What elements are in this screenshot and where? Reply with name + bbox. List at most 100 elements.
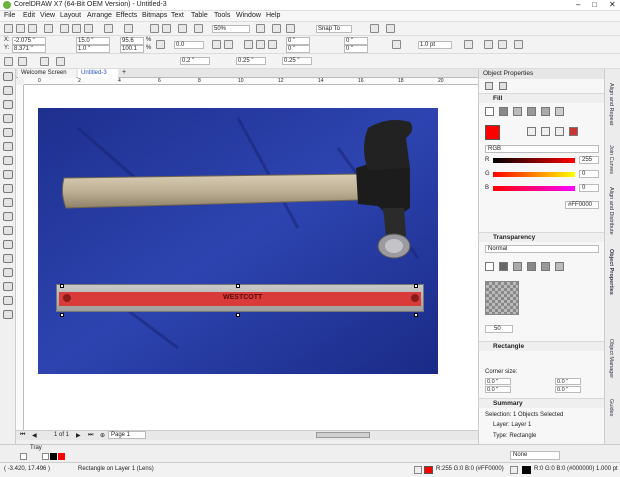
full-screen-icon[interactable] xyxy=(256,24,265,33)
tab-object-properties[interactable]: Object Properties xyxy=(608,249,614,295)
minimize-button[interactable]: – xyxy=(576,0,580,9)
photo-hammer-ruler[interactable]: WESTCOTT xyxy=(38,108,438,374)
tab-guides[interactable]: Guides xyxy=(608,399,614,416)
texture-fill-icon[interactable] xyxy=(541,107,550,116)
y-position-field[interactable]: 8.371 " xyxy=(12,45,46,53)
corner-size-3[interactable]: 0.0 " xyxy=(485,386,511,393)
tab-welcome-screen[interactable]: Welcome Screen xyxy=(18,69,76,78)
x-position-field[interactable]: -2.075 " xyxy=(12,37,46,45)
artistic-media-tool-icon[interactable] xyxy=(3,142,13,151)
selection-handle[interactable] xyxy=(60,313,64,317)
new-icon[interactable] xyxy=(4,24,13,33)
tab-align-distribute[interactable]: Align and Distribute xyxy=(608,187,614,235)
tab-object-manager[interactable]: Object Manager xyxy=(608,339,614,378)
publish-pdf-icon[interactable] xyxy=(178,24,187,33)
r-slider[interactable] xyxy=(493,158,575,163)
menu-window[interactable]: Window xyxy=(236,12,261,19)
menu-table[interactable]: Table xyxy=(191,12,208,19)
eyedropper-icon[interactable] xyxy=(527,127,536,136)
chamfer-corner-icon[interactable] xyxy=(268,40,277,49)
crop-tool-icon[interactable] xyxy=(3,100,13,109)
color-palette-icon[interactable] xyxy=(555,127,564,136)
shape-tool-icon[interactable] xyxy=(3,86,13,95)
next-page-icon[interactable]: ▶ xyxy=(76,432,81,439)
add-tab-icon[interactable]: + xyxy=(122,69,126,76)
interactive-fill-tool-icon[interactable] xyxy=(3,282,13,291)
corner-size-2[interactable]: 0.0 " xyxy=(555,378,581,385)
rectangle-section-header[interactable]: Rectangle xyxy=(479,341,605,351)
add-page-icon[interactable]: ⊕ xyxy=(100,432,105,439)
menu-arrange[interactable]: Arrange xyxy=(87,12,112,19)
g-value-field[interactable]: 0 xyxy=(579,170,599,178)
micro-nudge-field[interactable]: 0.25 " xyxy=(282,57,312,65)
drop-shadow-tool-icon[interactable] xyxy=(3,240,13,249)
horizontal-scrollbar-thumb[interactable] xyxy=(316,432,370,438)
no-transparency-icon[interactable] xyxy=(485,262,494,271)
units-icon[interactable] xyxy=(56,57,65,66)
pattern-fill-icon[interactable] xyxy=(527,107,536,116)
parallel-dimension-tool-icon[interactable] xyxy=(3,212,13,221)
wrap-text-icon[interactable] xyxy=(464,40,473,49)
prev-page-icon[interactable]: ◀ xyxy=(32,432,37,439)
menu-edit[interactable]: Edit xyxy=(23,12,35,19)
scale-y-field[interactable]: 100.1 xyxy=(120,45,144,53)
maximize-button[interactable]: □ xyxy=(592,0,597,9)
tab-join-curves[interactable]: Join Curves xyxy=(608,145,614,174)
selection-handle[interactable] xyxy=(414,313,418,317)
close-button[interactable]: ✕ xyxy=(609,0,616,9)
fountain-fill-icon[interactable] xyxy=(513,107,522,116)
text-tool-icon[interactable] xyxy=(3,198,13,207)
texture-transparency-icon[interactable] xyxy=(541,262,550,271)
none-dropdown[interactable]: None xyxy=(510,451,560,460)
corner-size-4[interactable]: 0.0 " xyxy=(555,386,581,393)
tab-align-repeat[interactable]: Align and Repeat xyxy=(608,83,614,125)
app-launcher-icon[interactable] xyxy=(194,24,203,33)
import-icon[interactable] xyxy=(150,24,159,33)
redo-icon[interactable] xyxy=(124,24,133,33)
super-nudge-field[interactable]: 0.25 " xyxy=(236,57,266,65)
menu-bitmaps[interactable]: Bitmaps xyxy=(142,12,167,19)
summary-section-header[interactable]: Summary xyxy=(479,398,605,408)
treat-as-filled-icon[interactable] xyxy=(18,57,27,66)
pick-tool-icon[interactable] xyxy=(3,72,13,81)
transparency-tool-icon[interactable] xyxy=(3,254,13,263)
outline-tab-icon[interactable] xyxy=(499,82,507,90)
selection-handle[interactable] xyxy=(236,284,240,288)
no-color-swatch[interactable] xyxy=(20,453,27,460)
rectangle-tool-icon[interactable] xyxy=(3,156,13,165)
mirror-v-icon[interactable] xyxy=(224,40,233,49)
launch-icon[interactable] xyxy=(386,24,395,33)
corner-radius-3[interactable]: 0 " xyxy=(286,45,310,53)
print-icon[interactable] xyxy=(44,24,53,33)
uniform-transparency-icon[interactable] xyxy=(499,262,508,271)
tray-label[interactable]: Tray xyxy=(30,445,42,451)
b-value-field[interactable]: 0 xyxy=(579,184,599,192)
corner-radius-2[interactable]: 0 " xyxy=(344,37,368,45)
color-viewers-icon[interactable] xyxy=(541,127,550,136)
hex-value-field[interactable]: #FF0000 xyxy=(565,201,599,209)
polygon-tool-icon[interactable] xyxy=(3,184,13,193)
snap-to-dropdown[interactable]: Snap To xyxy=(316,25,352,33)
status-outline-swatch[interactable] xyxy=(522,466,531,474)
outline-width-field[interactable]: 1.0 pt xyxy=(418,41,452,49)
uniform-fill-icon[interactable] xyxy=(499,107,508,116)
transparency-section-header[interactable]: Transparency xyxy=(479,232,605,242)
tab-untitled-3[interactable]: Untitled-3 xyxy=(78,69,118,78)
eyedropper-tool-icon[interactable] xyxy=(3,268,13,277)
transform-icon[interactable] xyxy=(40,57,49,66)
menu-help[interactable]: Help xyxy=(266,12,280,19)
rotation-field[interactable]: 0.0 xyxy=(174,41,204,49)
corner-radius-4[interactable]: 0 " xyxy=(344,45,368,53)
relative-scale-icon[interactable] xyxy=(392,40,401,49)
fountain-transparency-icon[interactable] xyxy=(513,262,522,271)
nudge-distance-field[interactable]: 0.2 " xyxy=(180,57,210,65)
undo-icon[interactable] xyxy=(104,24,113,33)
menu-text[interactable]: Text xyxy=(171,12,184,19)
rulers-icon[interactable] xyxy=(272,24,281,33)
ellipse-tool-icon[interactable] xyxy=(3,170,13,179)
menu-effects[interactable]: Effects xyxy=(116,12,137,19)
zoom-level-field[interactable]: 50% xyxy=(212,25,250,33)
menu-file[interactable]: File xyxy=(4,12,15,19)
status-fill-swatch[interactable] xyxy=(424,466,433,474)
to-back-icon[interactable] xyxy=(498,40,507,49)
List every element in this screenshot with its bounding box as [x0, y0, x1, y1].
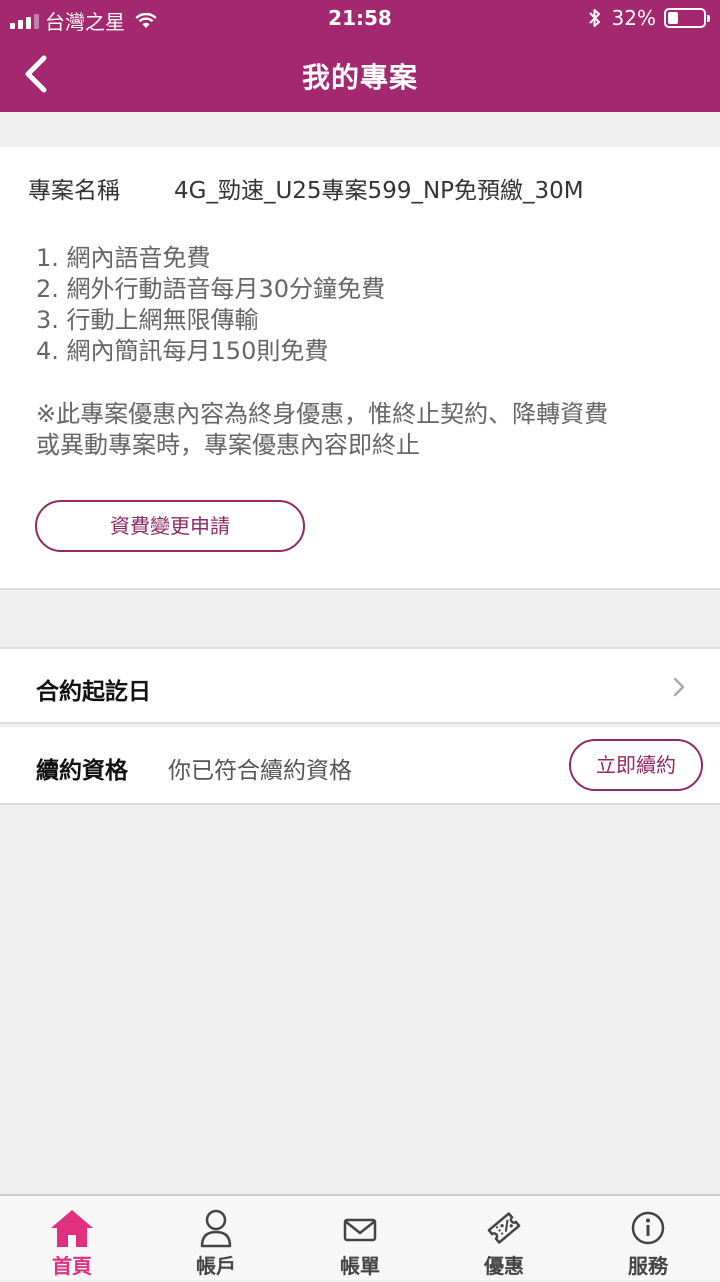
========================================================================
Set exercise
Print all of the lines above exactly as they appear, but leave the pictures out.

Exercise solution
What elements are in this screenshot and where? Reply with name + bbox. List at most 100 elements.
full-screen-icon[interactable] xyxy=(256,24,265,33)
tab-object-properties[interactable]: Object Properties xyxy=(608,249,614,295)
minimize-button[interactable]: – xyxy=(576,0,580,9)
photo-hammer-ruler[interactable]: WESTCOTT xyxy=(38,108,438,374)
tab-guides[interactable]: Guides xyxy=(608,399,614,416)
texture-fill-icon[interactable] xyxy=(541,107,550,116)
y-position-field[interactable]: 8.371 " xyxy=(12,45,46,53)
corner-size-3[interactable]: 0.0 " xyxy=(485,386,511,393)
tab-welcome-screen[interactable]: Welcome Screen xyxy=(18,69,76,78)
x-position-field[interactable]: -2.075 " xyxy=(12,37,46,45)
artistic-media-tool-icon[interactable] xyxy=(3,142,13,151)
selection-handle[interactable] xyxy=(60,313,64,317)
new-icon[interactable] xyxy=(4,24,13,33)
tab-align-distribute[interactable]: Align and Distribute xyxy=(608,187,614,235)
tab-object-manager[interactable]: Object Manager xyxy=(608,339,614,378)
publish-pdf-icon[interactable] xyxy=(178,24,187,33)
r-slider[interactable] xyxy=(493,158,575,163)
menu-window[interactable]: Window xyxy=(236,12,261,19)
menu-table[interactable]: Table xyxy=(191,12,208,19)
eyedropper-icon[interactable] xyxy=(527,127,536,136)
chamfer-corner-icon[interactable] xyxy=(268,40,277,49)
crop-tool-icon[interactable] xyxy=(3,100,13,109)
color-palette-icon[interactable] xyxy=(555,127,564,136)
shape-tool-icon[interactable] xyxy=(3,86,13,95)
next-page-icon[interactable]: ▶ xyxy=(76,432,81,439)
add-tab-icon[interactable]: + xyxy=(122,69,126,76)
interactive-fill-tool-icon[interactable] xyxy=(3,282,13,291)
corner-size-2[interactable]: 0.0 " xyxy=(555,378,581,385)
rectangle-section-header[interactable]: Rectangle xyxy=(479,341,605,351)
add-page-icon[interactable]: ⊕ xyxy=(100,432,105,439)
menu-arrange[interactable]: Arrange xyxy=(87,12,112,19)
g-value-field[interactable]: 0 xyxy=(579,170,599,178)
micro-nudge-field[interactable]: 0.25 " xyxy=(282,57,312,65)
drop-shadow-tool-icon[interactable] xyxy=(3,240,13,249)
horizontal-scrollbar-thumb[interactable] xyxy=(316,432,370,438)
no-transparency-icon[interactable] xyxy=(485,262,494,271)
units-icon[interactable] xyxy=(56,57,65,66)
pattern-fill-icon[interactable] xyxy=(527,107,536,116)
parallel-dimension-tool-icon[interactable] xyxy=(3,212,13,221)
wrap-text-icon[interactable] xyxy=(464,40,473,49)
prev-page-icon[interactable]: ◀ xyxy=(32,432,37,439)
menu-edit[interactable]: Edit xyxy=(23,12,35,19)
scale-y-field[interactable]: 100.1 xyxy=(120,45,144,53)
maximize-button[interactable]: □ xyxy=(592,0,597,9)
tab-join-curves[interactable]: Join Curves xyxy=(608,145,614,174)
selection-handle[interactable] xyxy=(414,313,418,317)
close-button[interactable]: ✕ xyxy=(609,0,616,9)
fountain-fill-icon[interactable] xyxy=(513,107,522,116)
text-tool-icon[interactable] xyxy=(3,198,13,207)
texture-transparency-icon[interactable] xyxy=(541,262,550,271)
none-dropdown[interactable]: None xyxy=(510,451,560,460)
corner-size-4[interactable]: 0.0 " xyxy=(555,386,581,393)
tab-align-repeat[interactable]: Align and Repeat xyxy=(608,83,614,125)
app-launcher-icon[interactable] xyxy=(194,24,203,33)
import-icon[interactable] xyxy=(150,24,159,33)
redo-icon[interactable] xyxy=(124,24,133,33)
super-nudge-field[interactable]: 0.25 " xyxy=(236,57,266,65)
menu-bitmaps[interactable]: Bitmaps xyxy=(142,12,167,19)
summary-section-header[interactable]: Summary xyxy=(479,398,605,408)
treat-as-filled-icon[interactable] xyxy=(18,57,27,66)
pick-tool-icon[interactable] xyxy=(3,72,13,81)
transparency-tool-icon[interactable] xyxy=(3,254,13,263)
outline-tab-icon[interactable] xyxy=(499,82,507,90)
selection-handle[interactable] xyxy=(236,284,240,288)
no-color-swatch[interactable] xyxy=(20,453,27,460)
rectangle-tool-icon[interactable] xyxy=(3,156,13,165)
mirror-v-icon[interactable] xyxy=(224,40,233,49)
launch-icon[interactable] xyxy=(386,24,395,33)
corner-radius-3[interactable]: 0 " xyxy=(286,45,310,53)
print-icon[interactable] xyxy=(44,24,53,33)
uniform-transparency-icon[interactable] xyxy=(499,262,508,271)
tray-label[interactable]: Tray xyxy=(30,445,42,451)
b-value-field[interactable]: 0 xyxy=(579,184,599,192)
corner-radius-2[interactable]: 0 " xyxy=(344,37,368,45)
color-viewers-icon[interactable] xyxy=(541,127,550,136)
hex-value-field[interactable]: #FF0000 xyxy=(565,201,599,209)
polygon-tool-icon[interactable] xyxy=(3,184,13,193)
snap-to-dropdown[interactable]: Snap To xyxy=(316,25,352,33)
status-outline-swatch[interactable] xyxy=(522,466,531,474)
outline-width-field[interactable]: 1.0 pt xyxy=(418,41,452,49)
uniform-fill-icon[interactable] xyxy=(499,107,508,116)
transparency-section-header[interactable]: Transparency xyxy=(479,232,605,242)
tab-untitled-3[interactable]: Untitled-3 xyxy=(78,69,118,78)
eyedropper-tool-icon[interactable] xyxy=(3,268,13,277)
transform-icon[interactable] xyxy=(40,57,49,66)
menu-help[interactable]: Help xyxy=(266,12,280,19)
rotation-field[interactable]: 0.0 xyxy=(174,41,204,49)
corner-radius-4[interactable]: 0 " xyxy=(344,45,368,53)
relative-scale-icon[interactable] xyxy=(392,40,401,49)
fountain-transparency-icon[interactable] xyxy=(513,262,522,271)
nudge-distance-field[interactable]: 0.2 " xyxy=(180,57,210,65)
undo-icon[interactable] xyxy=(104,24,113,33)
menu-text[interactable]: Text xyxy=(171,12,184,19)
rulers-icon[interactable] xyxy=(272,24,281,33)
ellipse-tool-icon[interactable] xyxy=(3,170,13,179)
menu-effects[interactable]: Effects xyxy=(116,12,137,19)
zoom-level-field[interactable]: 50% xyxy=(212,25,250,33)
menu-file[interactable]: File xyxy=(4,12,15,19)
status-fill-swatch[interactable] xyxy=(424,466,433,474)
to-back-icon[interactable] xyxy=(498,40,507,49)
List every element in this screenshot with its bounding box as [x0, y0, x1, y1].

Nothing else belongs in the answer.